▸ Written problem
Print out every line, exactly as written.

--- START ---

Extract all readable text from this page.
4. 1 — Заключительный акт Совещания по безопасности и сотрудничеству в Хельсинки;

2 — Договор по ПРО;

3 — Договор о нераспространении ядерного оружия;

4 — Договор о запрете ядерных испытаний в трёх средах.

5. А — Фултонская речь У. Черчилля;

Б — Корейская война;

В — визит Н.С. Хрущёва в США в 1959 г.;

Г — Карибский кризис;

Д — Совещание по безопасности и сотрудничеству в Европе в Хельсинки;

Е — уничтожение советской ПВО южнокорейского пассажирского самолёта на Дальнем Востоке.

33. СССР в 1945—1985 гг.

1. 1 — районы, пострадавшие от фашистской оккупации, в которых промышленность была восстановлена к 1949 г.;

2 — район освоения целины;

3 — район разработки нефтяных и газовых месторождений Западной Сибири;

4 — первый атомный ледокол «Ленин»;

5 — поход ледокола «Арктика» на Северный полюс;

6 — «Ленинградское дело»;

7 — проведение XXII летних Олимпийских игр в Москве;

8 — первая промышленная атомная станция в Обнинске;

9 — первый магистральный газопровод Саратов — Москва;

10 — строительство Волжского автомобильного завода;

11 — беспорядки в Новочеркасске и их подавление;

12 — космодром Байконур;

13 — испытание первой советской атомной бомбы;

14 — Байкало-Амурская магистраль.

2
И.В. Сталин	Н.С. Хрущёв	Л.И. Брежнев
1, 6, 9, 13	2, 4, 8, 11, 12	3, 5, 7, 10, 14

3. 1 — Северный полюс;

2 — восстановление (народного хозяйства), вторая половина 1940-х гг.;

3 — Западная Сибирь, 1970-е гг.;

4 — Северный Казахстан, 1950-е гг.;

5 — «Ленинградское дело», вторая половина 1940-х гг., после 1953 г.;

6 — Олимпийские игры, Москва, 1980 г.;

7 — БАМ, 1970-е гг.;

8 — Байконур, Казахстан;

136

--- END ---

▸ Answer
Extract all readable text from this page.
4. 1 — Заключительный акт Совещания по безопасности и сотрудничеству в Хельсинки;

2 — Договор по ПРО;

3 — Договор о нераспространении ядерного оружия;

4 — Договор о запрете ядерных испытаний в трёх средах.

5. А — Фултонская речь У. Черчилля;

Б — Корейская война;

В — визит Н.С. Хрущёва в США в 1959 г.;

Г — Карибский кризис;

Д — Совещание по безопасности и сотрудничеству в Европе в Хельсинки;

Е — уничтожение советской ПВО южнокорейского пассажирского самолёта на Дальнем Востоке.

33. СССР в 1945—1985 гг.

1. 1 — районы, пострадавшие от фашистской оккупации, в которых промышленность была восстановлена к 1949 г.;

2 — район освоения целины;

3 — район разработки нефтяных и газовых месторождений Западной Сибири;

4 — первый атомный ледокол «Ленин»;

5 — поход ледокола «Арктика» на Северный полюс;

6 — «Ленинградское дело»;

7 — проведение XXII летних Олимпийских игр в Москве;

8 — первая промышленная атомная станция в Обнинске;

9 — первый магистральный газопровод Саратов — Москва;

10 — строительство Волжского автомобильного завода;

11 — беспорядки в Новочеркасске и их подавление;

12 — космодром Байконур;

13 — испытание первой советской атомной бомбы;

14 — Байкало-Амурская магистраль.

2
И.В. Сталин	Н.С. Хрущёв	Л.И. Брежнев
1, 6, 9, 13	2, 4, 8, 11, 12	3, 5, 7, 10, 14

3. 1 — Северный полюс;

2 — восстановление (народного хозяйства), вторая половина 1940-х гг.;

3 — Западная Сибирь, 1970-е гг.;

4 — Северный Казахстан, 1950-е гг.;

5 — «Ленинградское дело», вторая половина 1940-х гг., после 1953 г.;

6 — Олимпийские игры, Москва, 1980 г.;

7 — БАМ, 1970-е гг.;

8 — Байконур, Казахстан;

136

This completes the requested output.